----- EXTRACTED MATERIAL -----
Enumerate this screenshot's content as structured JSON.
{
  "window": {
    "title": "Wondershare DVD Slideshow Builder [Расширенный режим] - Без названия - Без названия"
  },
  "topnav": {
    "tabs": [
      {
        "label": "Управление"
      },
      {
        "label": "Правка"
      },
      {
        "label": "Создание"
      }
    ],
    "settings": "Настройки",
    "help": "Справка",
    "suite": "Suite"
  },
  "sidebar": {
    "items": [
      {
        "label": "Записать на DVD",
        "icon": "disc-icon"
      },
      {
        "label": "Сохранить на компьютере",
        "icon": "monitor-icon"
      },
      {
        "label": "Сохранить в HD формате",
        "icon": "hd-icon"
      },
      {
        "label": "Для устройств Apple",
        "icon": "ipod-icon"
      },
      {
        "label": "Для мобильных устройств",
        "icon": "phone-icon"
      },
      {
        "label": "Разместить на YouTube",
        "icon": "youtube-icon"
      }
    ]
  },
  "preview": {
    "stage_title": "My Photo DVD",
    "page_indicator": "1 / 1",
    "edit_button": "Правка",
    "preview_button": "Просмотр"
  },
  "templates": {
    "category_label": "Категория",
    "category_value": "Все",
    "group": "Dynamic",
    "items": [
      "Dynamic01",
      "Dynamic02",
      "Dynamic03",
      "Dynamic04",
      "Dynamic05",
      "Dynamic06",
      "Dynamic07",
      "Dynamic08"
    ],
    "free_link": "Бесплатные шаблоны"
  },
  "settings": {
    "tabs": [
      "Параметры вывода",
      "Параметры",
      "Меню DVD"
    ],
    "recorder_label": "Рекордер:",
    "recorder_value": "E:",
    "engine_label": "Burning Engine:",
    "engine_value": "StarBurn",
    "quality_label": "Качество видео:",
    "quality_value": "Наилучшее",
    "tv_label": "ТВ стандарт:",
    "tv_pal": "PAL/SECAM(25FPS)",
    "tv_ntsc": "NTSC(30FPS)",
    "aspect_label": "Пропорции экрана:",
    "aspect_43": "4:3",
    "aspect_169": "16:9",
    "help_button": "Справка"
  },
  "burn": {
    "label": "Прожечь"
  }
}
-----
Return the full listing, character for character.

- _CORRECT OUTPUT_:
Enumerate this screenshot's content as structured JSON.
{
  "window": {
    "title": "Wondershare DVD Slideshow Builder [Расширенный режим] - Без названия - Без названия"
  },
  "topnav": {
    "tabs": [
      {
        "label": "Управление"
      },
      {
        "label": "Правка"
      },
      {
        "label": "Создание"
      }
    ],
    "settings": "Настройки",
    "help": "Справка",
    "suite": "Suite"
  },
  "sidebar": {
    "items": [
      {
        "label": "Записать на DVD",
        "icon": "disc-icon"
      },
      {
        "label": "Сохранить на компьютере",
        "icon": "monitor-icon"
      },
      {
        "label": "Сохранить в HD формате",
        "icon": "hd-icon"
      },
      {
        "label": "Для устройств Apple",
        "icon": "ipod-icon"
      },
      {
        "label": "Для мобильных устройств",
        "icon": "phone-icon"
      },
      {
        "label": "Разместить на YouTube",
        "icon": "youtube-icon"
      }
    ]
  },
  "preview": {
    "stage_title": "My Photo DVD",
    "page_indicator": "1 / 1",
    "edit_button": "Правка",
    "preview_button": "Просмотр"
  },
  "templates": {
    "category_label": "Категория",
    "category_value": "Все",
    "group": "Dynamic",
    "items": [
      "Dynamic01",
      "Dynamic02",
      "Dynamic03",
      "Dynamic04",
      "Dynamic05",
      "Dynamic06",
      "Dynamic07",
      "Dynamic08"
    ],
    "free_link": "Бесплатные шаблоны"
  },
  "settings": {
    "tabs": [
      "Параметры вывода",
      "Параметры",
      "Меню DVD"
    ],
    "recorder_label": "Рекордер:",
    "recorder_value": "E:",
    "engine_label": "Burning Engine:",
    "engine_value": "StarBurn",
    "quality_label": "Качество видео:",
    "quality_value": "Наилучшее",
    "tv_label": "ТВ стандарт:",
    "tv_pal": "PAL/SECAM(25FPS)",
    "tv_ntsc": "NTSC(30FPS)",
    "aspect_label": "Пропорции экрана:",
    "aspect_43": "4:3",
    "aspect_169": "16:9",
    "help_button": "Справка"
  },
  "burn": {
    "label": "Прожечь"
  }
}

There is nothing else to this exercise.